## Exercise goal:
Set down the material once more, exactly as it appears.
========================
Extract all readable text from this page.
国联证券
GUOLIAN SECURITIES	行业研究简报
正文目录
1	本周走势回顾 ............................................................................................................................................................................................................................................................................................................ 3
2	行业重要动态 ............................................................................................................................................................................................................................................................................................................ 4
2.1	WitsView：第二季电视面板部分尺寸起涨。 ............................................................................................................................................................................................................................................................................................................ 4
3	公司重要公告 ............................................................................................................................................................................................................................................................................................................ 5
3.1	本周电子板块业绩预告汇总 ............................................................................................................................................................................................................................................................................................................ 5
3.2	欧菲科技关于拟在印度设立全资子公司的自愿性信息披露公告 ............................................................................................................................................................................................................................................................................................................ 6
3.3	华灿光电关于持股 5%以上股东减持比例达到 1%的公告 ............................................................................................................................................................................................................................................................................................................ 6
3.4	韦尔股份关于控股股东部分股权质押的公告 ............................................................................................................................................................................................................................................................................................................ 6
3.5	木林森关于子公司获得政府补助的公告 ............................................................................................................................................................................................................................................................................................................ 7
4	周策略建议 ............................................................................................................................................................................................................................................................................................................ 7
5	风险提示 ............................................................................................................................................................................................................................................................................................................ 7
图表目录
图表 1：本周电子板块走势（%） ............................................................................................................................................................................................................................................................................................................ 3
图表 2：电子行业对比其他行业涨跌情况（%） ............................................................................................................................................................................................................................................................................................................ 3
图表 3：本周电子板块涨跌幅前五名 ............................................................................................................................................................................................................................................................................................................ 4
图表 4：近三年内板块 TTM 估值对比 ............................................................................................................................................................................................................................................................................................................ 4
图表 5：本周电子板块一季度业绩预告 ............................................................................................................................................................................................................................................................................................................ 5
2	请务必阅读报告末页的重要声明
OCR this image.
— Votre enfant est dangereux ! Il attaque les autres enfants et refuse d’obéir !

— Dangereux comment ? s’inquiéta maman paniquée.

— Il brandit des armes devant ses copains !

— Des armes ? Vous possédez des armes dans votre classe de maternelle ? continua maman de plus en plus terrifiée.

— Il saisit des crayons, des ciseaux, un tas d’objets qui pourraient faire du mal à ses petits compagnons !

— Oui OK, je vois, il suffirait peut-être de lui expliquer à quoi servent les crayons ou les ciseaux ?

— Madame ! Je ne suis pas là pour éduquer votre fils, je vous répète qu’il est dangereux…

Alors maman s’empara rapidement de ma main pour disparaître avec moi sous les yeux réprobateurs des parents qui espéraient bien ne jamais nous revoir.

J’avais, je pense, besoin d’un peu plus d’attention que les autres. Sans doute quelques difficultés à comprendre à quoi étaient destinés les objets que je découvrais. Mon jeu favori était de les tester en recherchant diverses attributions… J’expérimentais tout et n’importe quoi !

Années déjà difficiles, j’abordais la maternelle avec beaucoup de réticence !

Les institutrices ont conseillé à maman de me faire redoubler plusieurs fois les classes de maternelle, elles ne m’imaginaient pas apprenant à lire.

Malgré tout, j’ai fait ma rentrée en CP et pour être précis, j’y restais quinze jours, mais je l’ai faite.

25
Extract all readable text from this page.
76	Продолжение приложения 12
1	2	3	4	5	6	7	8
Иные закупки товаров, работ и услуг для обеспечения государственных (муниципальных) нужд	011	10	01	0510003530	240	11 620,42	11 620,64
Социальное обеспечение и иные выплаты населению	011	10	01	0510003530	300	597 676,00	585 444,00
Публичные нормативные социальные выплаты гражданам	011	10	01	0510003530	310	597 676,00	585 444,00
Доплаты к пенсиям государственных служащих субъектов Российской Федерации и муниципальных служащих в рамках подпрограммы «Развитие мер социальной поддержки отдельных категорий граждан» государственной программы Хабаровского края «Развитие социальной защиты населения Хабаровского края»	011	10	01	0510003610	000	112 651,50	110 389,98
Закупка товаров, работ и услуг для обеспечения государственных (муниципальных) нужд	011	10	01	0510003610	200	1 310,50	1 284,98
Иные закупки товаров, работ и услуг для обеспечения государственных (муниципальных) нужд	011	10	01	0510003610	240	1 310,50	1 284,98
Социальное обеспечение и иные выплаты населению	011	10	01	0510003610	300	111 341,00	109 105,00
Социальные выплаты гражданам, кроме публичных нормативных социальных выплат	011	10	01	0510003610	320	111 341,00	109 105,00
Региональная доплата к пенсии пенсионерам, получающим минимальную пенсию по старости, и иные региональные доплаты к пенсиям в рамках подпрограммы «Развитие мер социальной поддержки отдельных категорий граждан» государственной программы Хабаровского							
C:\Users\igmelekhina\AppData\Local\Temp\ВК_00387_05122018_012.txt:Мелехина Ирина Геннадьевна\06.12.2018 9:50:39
========================
## Exercise output:
Extract all readable text from this page.
国联证券
GUOLIAN SECURITIES	行业研究简报
正文目录
1	本周走势回顾 ............................................................................................................................................................................................................................................................................................................ 3
2	行业重要动态 ............................................................................................................................................................................................................................................................................................................ 4
2.1	WitsView：第二季电视面板部分尺寸起涨。 ............................................................................................................................................................................................................................................................................................................ 4
3	公司重要公告 ............................................................................................................................................................................................................................................................................................................ 5
3.1	本周电子板块业绩预告汇总 ............................................................................................................................................................................................................................................................................................................ 5
3.2	欧菲科技关于拟在印度设立全资子公司的自愿性信息披露公告 ............................................................................................................................................................................................................................................................................................................ 6
3.3	华灿光电关于持股 5%以上股东减持比例达到 1%的公告 ............................................................................................................................................................................................................................................................................................................ 6
3.4	韦尔股份关于控股股东部分股权质押的公告 ............................................................................................................................................................................................................................................................................................................ 6
3.5	木林森关于子公司获得政府补助的公告 ............................................................................................................................................................................................................................................................................................................ 7
4	周策略建议 ............................................................................................................................................................................................................................................................................................................ 7
5	风险提示 ............................................................................................................................................................................................................................................................................................................ 7
图表目录
图表 1：本周电子板块走势（%） ............................................................................................................................................................................................................................................................................................................ 3
图表 2：电子行业对比其他行业涨跌情况（%） ............................................................................................................................................................................................................................................................................................................ 3
图表 3：本周电子板块涨跌幅前五名 ............................................................................................................................................................................................................................................................................................................ 4
图表 4：近三年内板块 TTM 估值对比 ............................................................................................................................................................................................................................................................................................................ 4
图表 5：本周电子板块一季度业绩预告 ............................................................................................................................................................................................................................................................................................................ 5
2	请务必阅读报告末页的重要声明
OCR this image.
— Votre enfant est dangereux ! Il attaque les autres enfants et refuse d’obéir !

— Dangereux comment ? s’inquiéta maman paniquée.

— Il brandit des armes devant ses copains !

— Des armes ? Vous possédez des armes dans votre classe de maternelle ? continua maman de plus en plus terrifiée.

— Il saisit des crayons, des ciseaux, un tas d’objets qui pourraient faire du mal à ses petits compagnons !

— Oui OK, je vois, il suffirait peut-être de lui expliquer à quoi servent les crayons ou les ciseaux ?

— Madame ! Je ne suis pas là pour éduquer votre fils, je vous répète qu’il est dangereux…

Alors maman s’empara rapidement de ma main pour disparaître avec moi sous les yeux réprobateurs des parents qui espéraient bien ne jamais nous revoir.

J’avais, je pense, besoin d’un peu plus d’attention que les autres. Sans doute quelques difficultés à comprendre à quoi étaient destinés les objets que je découvrais. Mon jeu favori était de les tester en recherchant diverses attributions… J’expérimentais tout et n’importe quoi !

Années déjà difficiles, j’abordais la maternelle avec beaucoup de réticence !

Les institutrices ont conseillé à maman de me faire redoubler plusieurs fois les classes de maternelle, elles ne m’imaginaient pas apprenant à lire.

Malgré tout, j’ai fait ma rentrée en CP et pour être précis, j’y restais quinze jours, mais je l’ai faite.

25
Extract all readable text from this page.
76	Продолжение приложения 12
1	2	3	4	5	6	7	8
Иные закупки товаров, работ и услуг для обеспечения государственных (муниципальных) нужд	011	10	01	0510003530	240	11 620,42	11 620,64
Социальное обеспечение и иные выплаты населению	011	10	01	0510003530	300	597 676,00	585 444,00
Публичные нормативные социальные выплаты гражданам	011	10	01	0510003530	310	597 676,00	585 444,00
Доплаты к пенсиям государственных служащих субъектов Российской Федерации и муниципальных служащих в рамках подпрограммы «Развитие мер социальной поддержки отдельных категорий граждан» государственной программы Хабаровского края «Развитие социальной защиты населения Хабаровского края»	011	10	01	0510003610	000	112 651,50	110 389,98
Закупка товаров, работ и услуг для обеспечения государственных (муниципальных) нужд	011	10	01	0510003610	200	1 310,50	1 284,98
Иные закупки товаров, работ и услуг для обеспечения государственных (муниципальных) нужд	011	10	01	0510003610	240	1 310,50	1 284,98
Социальное обеспечение и иные выплаты населению	011	10	01	0510003610	300	111 341,00	109 105,00
Социальные выплаты гражданам, кроме публичных нормативных социальных выплат	011	10	01	0510003610	320	111 341,00	109 105,00
Региональная доплата к пенсии пенсионерам, получающим минимальную пенсию по старости, и иные региональные доплаты к пенсиям в рамках подпрограммы «Развитие мер социальной поддержки отдельных категорий граждан» государственной программы Хабаровского							
C:\Users\igmelekhina\AppData\Local\Temp\ВК_00387_05122018_012.txt:Мелехина Ирина Геннадьевна\06.12.2018 9:50:39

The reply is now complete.